- Given problem
In the listing that follows, count every line with the word "pour" in it and write only the total.
____
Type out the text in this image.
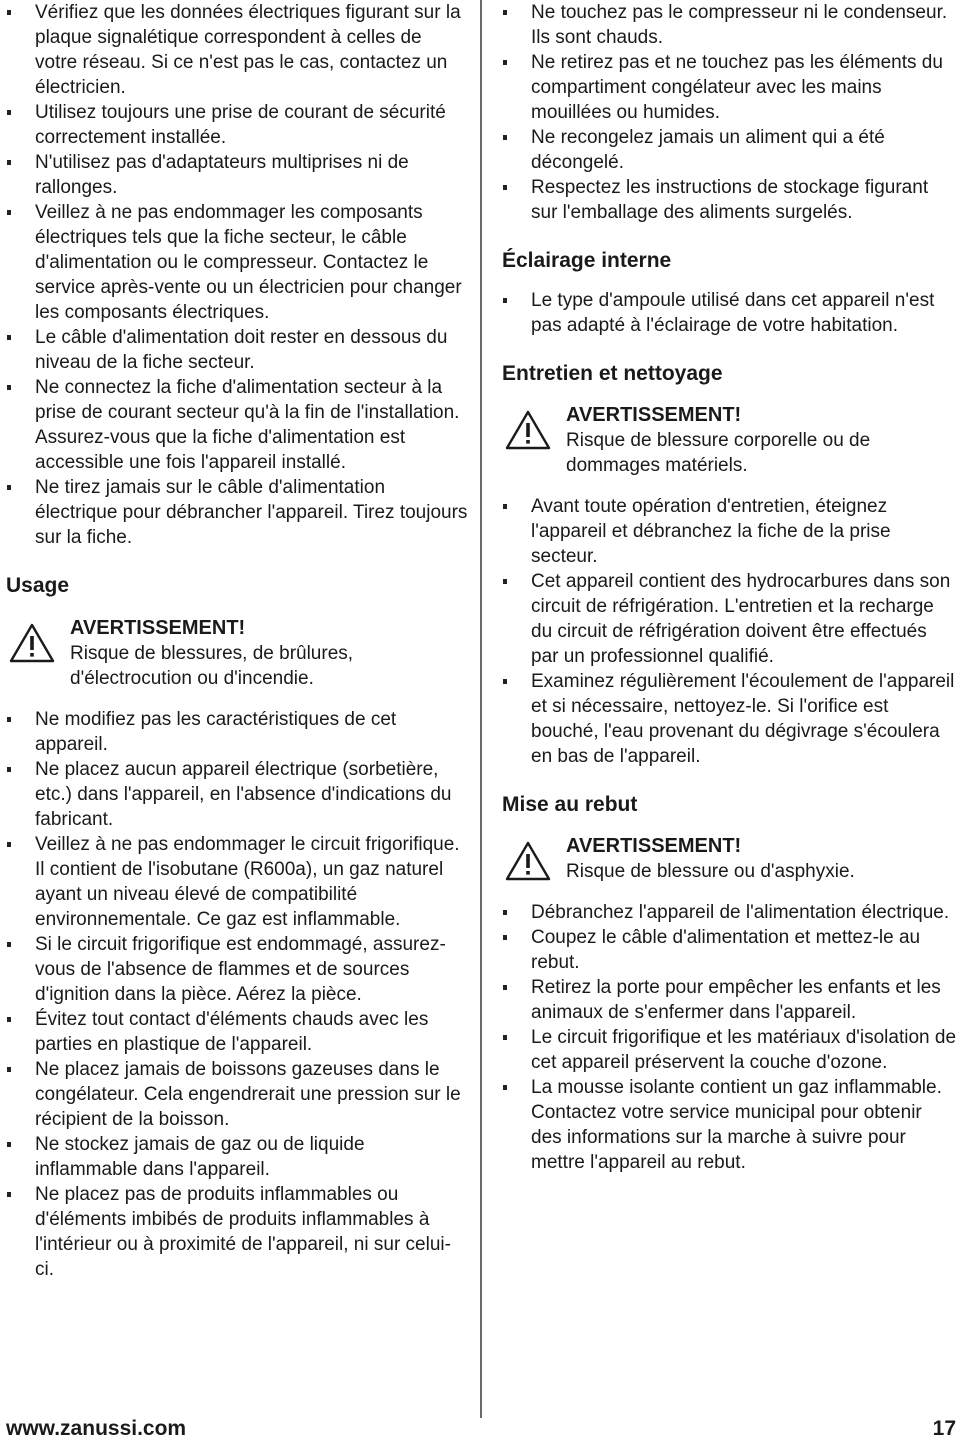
Vérifiez que les données électriques figurant sur la plaque signalétique correspondent à celles de votre réseau. Si ce n'est pas le cas, contactez un électricien.
Utilisez toujours une prise de courant de sécurité correctement installée.
N'utilisez pas d'adaptateurs multiprises ni de rallonges.
Veillez à ne pas endommager les composants électriques tels que la fiche secteur, le câble d'alimentation ou le compresseur. Contactez le service après-vente ou un électricien pour changer les composants électriques.
Le câble d'alimentation doit rester en dessous du niveau de la fiche secteur.
Ne connectez la fiche d'alimentation secteur à la prise de courant secteur qu'à la fin de l'installation. Assurez-vous que la fiche d'alimentation est accessible une fois l'appareil installé.
Ne tirez jamais sur le câble d'alimentation électrique pour débrancher l'appareil. Tirez toujours sur la fiche.
Usage
AVERTISSEMENT!
Risque de blessures, de brûlures, d'électrocution ou d'incendie.
Ne modifiez pas les caractéristiques de cet appareil.
Ne placez aucun appareil électrique (sorbetière, etc.) dans l'appareil, en l'absence d'indications du fabricant.
Veillez à ne pas endommager le circuit frigorifique. Il contient de l'isobutane (R600a), un gaz naturel ayant un niveau élevé de compatibilité environnementale. Ce gaz est inflammable.
Si le circuit frigorifique est endommagé, assurez-vous de l'absence de flammes et de sources d'ignition dans la pièce. Aérez la pièce.
Évitez tout contact d'éléments chauds avec les parties en plastique de l'appareil.
Ne placez jamais de boissons gazeuses dans le congélateur. Cela engendrerait une pression sur le récipient de la boisson.
Ne stockez jamais de gaz ou de liquide inflammable dans l'appareil.
Ne placez pas de produits inflammables ou d'éléments imbibés de produits inflammables à l'intérieur ou à proximité de l'appareil, ni sur celui-ci.
Ne touchez pas le compresseur ni le condenseur. Ils sont chauds.
Ne retirez pas et ne touchez pas les éléments du compartiment congélateur avec les mains mouillées ou humides.
Ne recongelez jamais un aliment qui a été décongelé.
Respectez les instructions de stockage figurant sur l'emballage des aliments surgelés.
Éclairage interne
Le type d'ampoule utilisé dans cet appareil n'est pas adapté à l'éclairage de votre habitation.
Entretien et nettoyage
AVERTISSEMENT!
Risque de blessure corporelle ou de dommages matériels.
Avant toute opération d'entretien, éteignez l'appareil et débranchez la fiche de la prise secteur.
Cet appareil contient des hydrocarbures dans son circuit de réfrigération. L'entretien et la recharge du circuit de réfrigération doivent être effectués par un professionnel qualifié.
Examinez régulièrement l'écoulement de l'appareil et si nécessaire, nettoyez-le. Si l'orifice est bouché, l'eau provenant du dégivrage s'écoulera en bas de l'appareil.
Mise au rebut
AVERTISSEMENT!
Risque de blessure ou d'asphyxie.
Débranchez l'appareil de l'alimentation électrique.
Coupez le câble d'alimentation et mettez-le au rebut.
Retirez la porte pour empêcher les enfants et les animaux de s'enfermer dans l'appareil.
Le circuit frigorifique et les matériaux d'isolation de cet appareil préservent la couche d'ozone.
La mousse isolante contient un gaz inflammable. Contactez votre service municipal pour obtenir des informations sur la marche à suivre pour mettre l'appareil au rebut.
www.zanussi.com	17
____
- Answer to the exercise
4